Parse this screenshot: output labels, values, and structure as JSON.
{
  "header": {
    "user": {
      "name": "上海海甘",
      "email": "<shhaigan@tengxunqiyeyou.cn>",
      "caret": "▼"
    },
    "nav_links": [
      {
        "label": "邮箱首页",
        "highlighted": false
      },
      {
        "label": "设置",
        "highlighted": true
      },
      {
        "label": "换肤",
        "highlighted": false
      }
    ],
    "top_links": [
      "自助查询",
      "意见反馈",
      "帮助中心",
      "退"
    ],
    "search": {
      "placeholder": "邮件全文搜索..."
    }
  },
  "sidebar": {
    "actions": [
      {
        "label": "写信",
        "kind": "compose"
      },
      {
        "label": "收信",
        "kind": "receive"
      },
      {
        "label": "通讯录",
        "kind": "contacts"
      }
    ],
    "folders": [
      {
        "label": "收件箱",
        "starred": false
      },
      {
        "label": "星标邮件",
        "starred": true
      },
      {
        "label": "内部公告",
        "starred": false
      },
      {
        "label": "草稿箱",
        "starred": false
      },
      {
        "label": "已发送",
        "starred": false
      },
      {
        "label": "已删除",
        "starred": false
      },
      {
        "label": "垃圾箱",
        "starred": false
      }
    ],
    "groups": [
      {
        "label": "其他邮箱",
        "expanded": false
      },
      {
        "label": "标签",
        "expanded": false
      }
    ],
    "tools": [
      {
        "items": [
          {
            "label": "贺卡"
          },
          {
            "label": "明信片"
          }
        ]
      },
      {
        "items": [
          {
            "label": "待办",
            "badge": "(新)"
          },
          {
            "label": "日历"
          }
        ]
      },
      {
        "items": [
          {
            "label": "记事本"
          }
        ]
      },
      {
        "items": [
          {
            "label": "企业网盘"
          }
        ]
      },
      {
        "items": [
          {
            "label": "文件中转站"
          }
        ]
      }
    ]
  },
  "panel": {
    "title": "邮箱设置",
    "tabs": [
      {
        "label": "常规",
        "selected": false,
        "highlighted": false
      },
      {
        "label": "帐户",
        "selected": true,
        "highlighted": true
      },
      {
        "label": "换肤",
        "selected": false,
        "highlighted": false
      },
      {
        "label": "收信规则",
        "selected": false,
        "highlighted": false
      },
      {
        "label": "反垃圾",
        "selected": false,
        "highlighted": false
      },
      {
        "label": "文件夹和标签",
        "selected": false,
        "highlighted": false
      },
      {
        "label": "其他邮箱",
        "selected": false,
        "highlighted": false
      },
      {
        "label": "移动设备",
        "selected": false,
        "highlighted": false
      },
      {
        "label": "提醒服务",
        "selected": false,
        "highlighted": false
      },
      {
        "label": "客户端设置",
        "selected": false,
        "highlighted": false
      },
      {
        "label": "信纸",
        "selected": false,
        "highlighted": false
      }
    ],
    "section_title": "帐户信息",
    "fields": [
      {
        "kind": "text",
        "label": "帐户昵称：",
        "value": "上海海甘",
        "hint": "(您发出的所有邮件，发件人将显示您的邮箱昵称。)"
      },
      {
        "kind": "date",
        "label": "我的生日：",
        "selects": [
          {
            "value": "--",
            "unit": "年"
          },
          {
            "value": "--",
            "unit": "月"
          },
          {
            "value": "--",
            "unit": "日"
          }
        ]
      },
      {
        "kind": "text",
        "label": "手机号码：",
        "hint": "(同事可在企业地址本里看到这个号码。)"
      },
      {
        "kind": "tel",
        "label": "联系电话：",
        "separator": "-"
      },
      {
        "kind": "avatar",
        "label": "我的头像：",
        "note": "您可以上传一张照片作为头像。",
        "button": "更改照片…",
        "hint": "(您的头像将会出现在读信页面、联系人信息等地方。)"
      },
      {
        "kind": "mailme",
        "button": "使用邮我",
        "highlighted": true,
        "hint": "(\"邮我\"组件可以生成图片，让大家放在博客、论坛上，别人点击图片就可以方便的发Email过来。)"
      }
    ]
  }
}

**What is being asked**
Would you reproduce the material above in full, exactly as given?

**Reply to the exercise**
Parse this screenshot: output labels, values, and structure as JSON.
{
  "header": {
    "user": {
      "name": "上海海甘",
      "email": "<shhaigan@tengxunqiyeyou.cn>",
      "caret": "▼"
    },
    "nav_links": [
      {
        "label": "邮箱首页",
        "highlighted": false
      },
      {
        "label": "设置",
        "highlighted": true
      },
      {
        "label": "换肤",
        "highlighted": false
      }
    ],
    "top_links": [
      "自助查询",
      "意见反馈",
      "帮助中心",
      "退"
    ],
    "search": {
      "placeholder": "邮件全文搜索..."
    }
  },
  "sidebar": {
    "actions": [
      {
        "label": "写信",
        "kind": "compose"
      },
      {
        "label": "收信",
        "kind": "receive"
      },
      {
        "label": "通讯录",
        "kind": "contacts"
      }
    ],
    "folders": [
      {
        "label": "收件箱",
        "starred": false
      },
      {
        "label": "星标邮件",
        "starred": true
      },
      {
        "label": "内部公告",
        "starred": false
      },
      {
        "label": "草稿箱",
        "starred": false
      },
      {
        "label": "已发送",
        "starred": false
      },
      {
        "label": "已删除",
        "starred": false
      },
      {
        "label": "垃圾箱",
        "starred": false
      }
    ],
    "groups": [
      {
        "label": "其他邮箱",
        "expanded": false
      },
      {
        "label": "标签",
        "expanded": false
      }
    ],
    "tools": [
      {
        "items": [
          {
            "label": "贺卡"
          },
          {
            "label": "明信片"
          }
        ]
      },
      {
        "items": [
          {
            "label": "待办",
            "badge": "(新)"
          },
          {
            "label": "日历"
          }
        ]
      },
      {
        "items": [
          {
            "label": "记事本"
          }
        ]
      },
      {
        "items": [
          {
            "label": "企业网盘"
          }
        ]
      },
      {
        "items": [
          {
            "label": "文件中转站"
          }
        ]
      }
    ]
  },
  "panel": {
    "title": "邮箱设置",
    "tabs": [
      {
        "label": "常规",
        "selected": false,
        "highlighted": false
      },
      {
        "label": "帐户",
        "selected": true,
        "highlighted": true
      },
      {
        "label": "换肤",
        "selected": false,
        "highlighted": false
      },
      {
        "label": "收信规则",
        "selected": false,
        "highlighted": false
      },
      {
        "label": "反垃圾",
        "selected": false,
        "highlighted": false
      },
      {
        "label": "文件夹和标签",
        "selected": false,
        "highlighted": false
      },
      {
        "label": "其他邮箱",
        "selected": false,
        "highlighted": false
      },
      {
        "label": "移动设备",
        "selected": false,
        "highlighted": false
      },
      {
        "label": "提醒服务",
        "selected": false,
        "highlighted": false
      },
      {
        "label": "客户端设置",
        "selected": false,
        "highlighted": false
      },
      {
        "label": "信纸",
        "selected": false,
        "highlighted": false
      }
    ],
    "section_title": "帐户信息",
    "fields": [
      {
        "kind": "text",
        "label": "帐户昵称：",
        "value": "上海海甘",
        "hint": "(您发出的所有邮件，发件人将显示您的邮箱昵称。)"
      },
      {
        "kind": "date",
        "label": "我的生日：",
        "selects": [
          {
            "value": "--",
            "unit": "年"
          },
          {
            "value": "--",
            "unit": "月"
          },
          {
            "value": "--",
            "unit": "日"
          }
        ]
      },
      {
        "kind": "text",
        "label": "手机号码：",
        "hint": "(同事可在企业地址本里看到这个号码。)"
      },
      {
        "kind": "tel",
        "label": "联系电话：",
        "separator": "-"
      },
      {
        "kind": "avatar",
        "label": "我的头像：",
        "note": "您可以上传一张照片作为头像。",
        "button": "更改照片…",
        "hint": "(您的头像将会出现在读信页面、联系人信息等地方。)"
      },
      {
        "kind": "mailme",
        "button": "使用邮我",
        "highlighted": true,
        "hint": "(\"邮我\"组件可以生成图片，让大家放在博客、论坛上，别人点击图片就可以方便的发Email过来。)"
      }
    ]
  }
}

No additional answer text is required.